<<<<

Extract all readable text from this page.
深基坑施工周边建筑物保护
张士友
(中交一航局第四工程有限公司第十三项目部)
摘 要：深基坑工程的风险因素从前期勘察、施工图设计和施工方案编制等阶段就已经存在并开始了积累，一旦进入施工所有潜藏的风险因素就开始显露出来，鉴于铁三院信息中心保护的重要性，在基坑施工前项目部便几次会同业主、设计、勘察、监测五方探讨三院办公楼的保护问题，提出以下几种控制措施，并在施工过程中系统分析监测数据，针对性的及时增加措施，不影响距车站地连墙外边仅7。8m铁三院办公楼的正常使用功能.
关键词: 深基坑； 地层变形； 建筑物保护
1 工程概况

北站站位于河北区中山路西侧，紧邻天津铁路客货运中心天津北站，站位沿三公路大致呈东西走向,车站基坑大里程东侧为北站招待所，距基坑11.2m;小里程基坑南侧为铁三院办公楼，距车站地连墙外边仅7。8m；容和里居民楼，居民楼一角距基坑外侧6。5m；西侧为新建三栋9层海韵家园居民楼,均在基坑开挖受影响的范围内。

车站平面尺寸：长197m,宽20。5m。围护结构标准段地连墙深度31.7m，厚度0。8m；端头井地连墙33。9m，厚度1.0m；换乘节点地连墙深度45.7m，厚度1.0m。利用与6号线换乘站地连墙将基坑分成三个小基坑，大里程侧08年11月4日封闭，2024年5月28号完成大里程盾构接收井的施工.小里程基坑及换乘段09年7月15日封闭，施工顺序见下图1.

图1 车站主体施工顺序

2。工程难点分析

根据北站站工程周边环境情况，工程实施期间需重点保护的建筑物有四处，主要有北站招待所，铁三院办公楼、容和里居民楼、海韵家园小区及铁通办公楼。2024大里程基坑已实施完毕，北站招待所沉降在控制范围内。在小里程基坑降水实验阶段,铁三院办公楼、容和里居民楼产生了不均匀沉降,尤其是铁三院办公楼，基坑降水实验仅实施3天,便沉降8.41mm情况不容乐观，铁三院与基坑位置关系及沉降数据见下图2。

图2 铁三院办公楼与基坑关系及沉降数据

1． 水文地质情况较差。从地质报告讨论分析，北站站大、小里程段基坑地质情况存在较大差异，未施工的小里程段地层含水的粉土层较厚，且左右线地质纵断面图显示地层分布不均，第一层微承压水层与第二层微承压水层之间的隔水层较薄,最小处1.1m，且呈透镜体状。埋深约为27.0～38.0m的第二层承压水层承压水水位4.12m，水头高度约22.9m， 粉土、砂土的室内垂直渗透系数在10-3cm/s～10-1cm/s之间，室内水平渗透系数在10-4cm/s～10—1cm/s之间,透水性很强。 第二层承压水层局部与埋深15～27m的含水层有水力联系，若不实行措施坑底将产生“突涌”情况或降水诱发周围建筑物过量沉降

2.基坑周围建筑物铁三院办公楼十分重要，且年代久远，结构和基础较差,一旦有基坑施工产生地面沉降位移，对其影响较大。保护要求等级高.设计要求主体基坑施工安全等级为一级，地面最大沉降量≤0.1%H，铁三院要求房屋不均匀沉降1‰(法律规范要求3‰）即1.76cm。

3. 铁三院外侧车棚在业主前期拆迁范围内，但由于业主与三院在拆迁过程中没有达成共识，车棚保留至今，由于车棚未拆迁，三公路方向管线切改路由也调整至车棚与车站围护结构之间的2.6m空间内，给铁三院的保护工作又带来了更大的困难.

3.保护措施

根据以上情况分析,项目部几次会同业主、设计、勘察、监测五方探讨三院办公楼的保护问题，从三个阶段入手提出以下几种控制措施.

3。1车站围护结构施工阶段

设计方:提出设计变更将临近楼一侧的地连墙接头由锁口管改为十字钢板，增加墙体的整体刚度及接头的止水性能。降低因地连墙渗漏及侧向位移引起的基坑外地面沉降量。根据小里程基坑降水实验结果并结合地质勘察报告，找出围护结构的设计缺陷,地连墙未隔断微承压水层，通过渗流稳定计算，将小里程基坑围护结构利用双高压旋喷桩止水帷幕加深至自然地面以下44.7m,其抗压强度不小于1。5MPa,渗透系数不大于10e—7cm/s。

>>>>

Request
Every entry in the listing must be retyped exactly.

Task solution
Extract all readable text from this page.
深基坑施工周边建筑物保护
张士友
(中交一航局第四工程有限公司第十三项目部)
摘 要：深基坑工程的风险因素从前期勘察、施工图设计和施工方案编制等阶段就已经存在并开始了积累，一旦进入施工所有潜藏的风险因素就开始显露出来，鉴于铁三院信息中心保护的重要性，在基坑施工前项目部便几次会同业主、设计、勘察、监测五方探讨三院办公楼的保护问题，提出以下几种控制措施，并在施工过程中系统分析监测数据，针对性的及时增加措施，不影响距车站地连墙外边仅7。8m铁三院办公楼的正常使用功能.
关键词: 深基坑； 地层变形； 建筑物保护
1 工程概况

北站站位于河北区中山路西侧，紧邻天津铁路客货运中心天津北站，站位沿三公路大致呈东西走向,车站基坑大里程东侧为北站招待所，距基坑11.2m;小里程基坑南侧为铁三院办公楼，距车站地连墙外边仅7。8m；容和里居民楼，居民楼一角距基坑外侧6。5m；西侧为新建三栋9层海韵家园居民楼,均在基坑开挖受影响的范围内。

车站平面尺寸：长197m,宽20。5m。围护结构标准段地连墙深度31.7m，厚度0。8m；端头井地连墙33。9m，厚度1.0m；换乘节点地连墙深度45.7m，厚度1.0m。利用与6号线换乘站地连墙将基坑分成三个小基坑，大里程侧08年11月4日封闭，2024年5月28号完成大里程盾构接收井的施工.小里程基坑及换乘段09年7月15日封闭，施工顺序见下图1.

图1 车站主体施工顺序

2。工程难点分析

根据北站站工程周边环境情况，工程实施期间需重点保护的建筑物有四处，主要有北站招待所，铁三院办公楼、容和里居民楼、海韵家园小区及铁通办公楼。2024大里程基坑已实施完毕，北站招待所沉降在控制范围内。在小里程基坑降水实验阶段,铁三院办公楼、容和里居民楼产生了不均匀沉降,尤其是铁三院办公楼，基坑降水实验仅实施3天,便沉降8.41mm情况不容乐观，铁三院与基坑位置关系及沉降数据见下图2。

图2 铁三院办公楼与基坑关系及沉降数据

1． 水文地质情况较差。从地质报告讨论分析，北站站大、小里程段基坑地质情况存在较大差异，未施工的小里程段地层含水的粉土层较厚，且左右线地质纵断面图显示地层分布不均，第一层微承压水层与第二层微承压水层之间的隔水层较薄,最小处1.1m，且呈透镜体状。埋深约为27.0～38.0m的第二层承压水层承压水水位4.12m，水头高度约22.9m， 粉土、砂土的室内垂直渗透系数在10-3cm/s～10-1cm/s之间，室内水平渗透系数在10-4cm/s～10—1cm/s之间,透水性很强。 第二层承压水层局部与埋深15～27m的含水层有水力联系，若不实行措施坑底将产生“突涌”情况或降水诱发周围建筑物过量沉降

2.基坑周围建筑物铁三院办公楼十分重要，且年代久远，结构和基础较差,一旦有基坑施工产生地面沉降位移，对其影响较大。保护要求等级高.设计要求主体基坑施工安全等级为一级，地面最大沉降量≤0.1%H，铁三院要求房屋不均匀沉降1‰(法律规范要求3‰）即1.76cm。

3. 铁三院外侧车棚在业主前期拆迁范围内，但由于业主与三院在拆迁过程中没有达成共识，车棚保留至今，由于车棚未拆迁，三公路方向管线切改路由也调整至车棚与车站围护结构之间的2.6m空间内，给铁三院的保护工作又带来了更大的困难.

3.保护措施

根据以上情况分析,项目部几次会同业主、设计、勘察、监测五方探讨三院办公楼的保护问题，从三个阶段入手提出以下几种控制措施.

3。1车站围护结构施工阶段

设计方:提出设计变更将临近楼一侧的地连墙接头由锁口管改为十字钢板，增加墙体的整体刚度及接头的止水性能。降低因地连墙渗漏及侧向位移引起的基坑外地面沉降量。根据小里程基坑降水实验结果并结合地质勘察报告，找出围护结构的设计缺陷,地连墙未隔断微承压水层，通过渗流稳定计算，将小里程基坑围护结构利用双高压旋喷桩止水帷幕加深至自然地面以下44.7m,其抗压强度不小于1。5MPa,渗透系数不大于10e—7cm/s。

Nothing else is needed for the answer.